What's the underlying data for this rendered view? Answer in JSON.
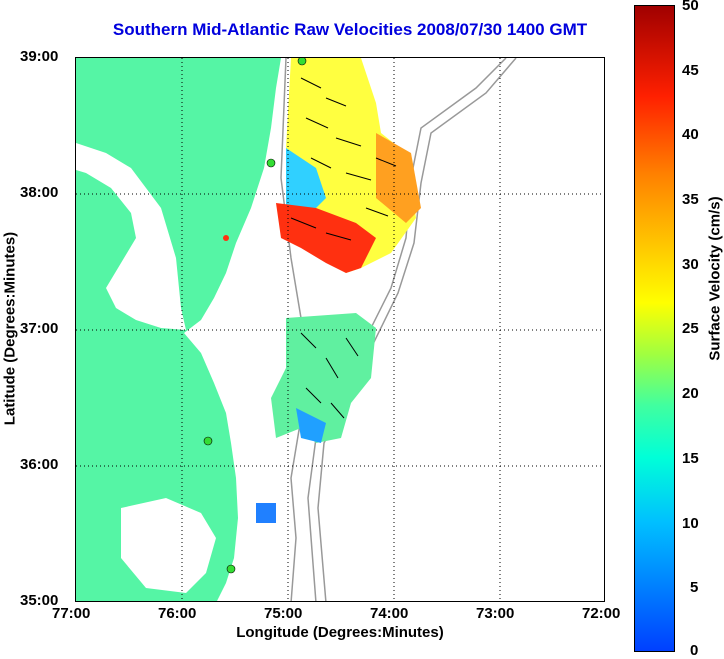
{
  "title": "Southern Mid-Atlantic Raw Velocities 2008/07/30 1400 GMT",
  "map": {
    "x_ticks": [
      "77:00",
      "76:00",
      "75:00",
      "74:00",
      "73:00",
      "72:00"
    ],
    "y_ticks": [
      "39:00",
      "38:00",
      "37:00",
      "36:00",
      "35:00"
    ],
    "xlabel": "Longitude (Degrees:Minutes)",
    "ylabel": "Latitude (Degrees:Minutes)",
    "lon_range": [
      -77,
      -72
    ],
    "lat_range": [
      35,
      39
    ],
    "grid": "dotted"
  },
  "colorbar": {
    "title": "Surface Velocity (cm/s)",
    "ticks": [
      "50",
      "45",
      "40",
      "35",
      "30",
      "25",
      "20",
      "15",
      "10",
      "5",
      "0"
    ],
    "min": 0,
    "max": 50
  },
  "colors": {
    "land": "#55f5a5",
    "title": "#0000dd",
    "station": "#33dd33"
  }
}
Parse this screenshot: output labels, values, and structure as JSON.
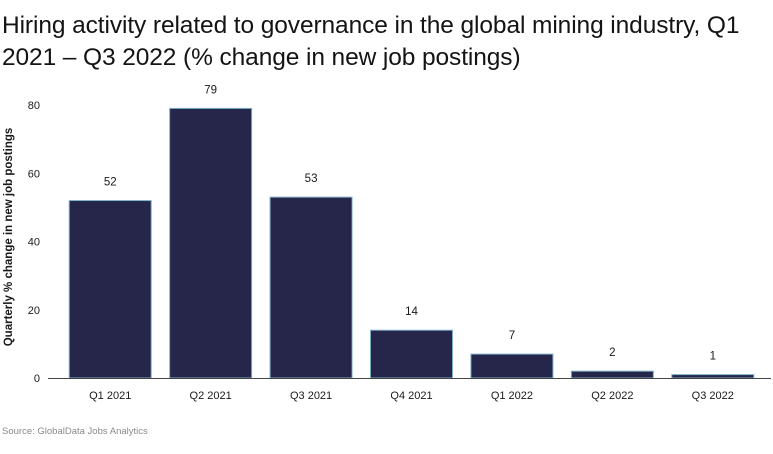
{
  "title": "Hiring activity related to governance in the global mining industry, Q1 2021 – Q3 2022 (% change in new job postings)",
  "source": "Source: GlobalData Jobs Analytics",
  "colors": {
    "bar_fill": "#25264a",
    "bar_stroke": "#7fb0c8",
    "axis": "#444444",
    "text": "#1a1a1a"
  },
  "chart_data": {
    "type": "bar",
    "categories": [
      "Q1 2021",
      "Q2 2021",
      "Q3 2021",
      "Q4 2021",
      "Q1 2022",
      "Q2 2022",
      "Q3 2022"
    ],
    "values": [
      52,
      79,
      53,
      14,
      7,
      2,
      1
    ],
    "data_labels": [
      "52",
      "79",
      "53",
      "14",
      "7",
      "2",
      "1"
    ],
    "title": "Hiring activity related to governance in the global mining industry, Q1 2021 – Q3 2022 (% change in new job postings)",
    "xlabel": "",
    "ylabel": "Quarterly % change in new job postings",
    "ylim": [
      0,
      80
    ],
    "yticks": [
      "0",
      "20",
      "40",
      "60",
      "80"
    ],
    "grid": false,
    "legend": "none"
  }
}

+---+

> [GIVEN INSTRUCTION]
In the entries above, find lines with "industry" and copy each.

> [ANSWER TO THIS PROBLEM]
  "title": "Hiring activity related to governance in the global mining industry, Q1 2021 – Q3 2022 (% change in new job postings)",
    "title": "Hiring activity related to governance in the global mining industry, Q1 2021 – Q3 2022 (% change in new job postings)",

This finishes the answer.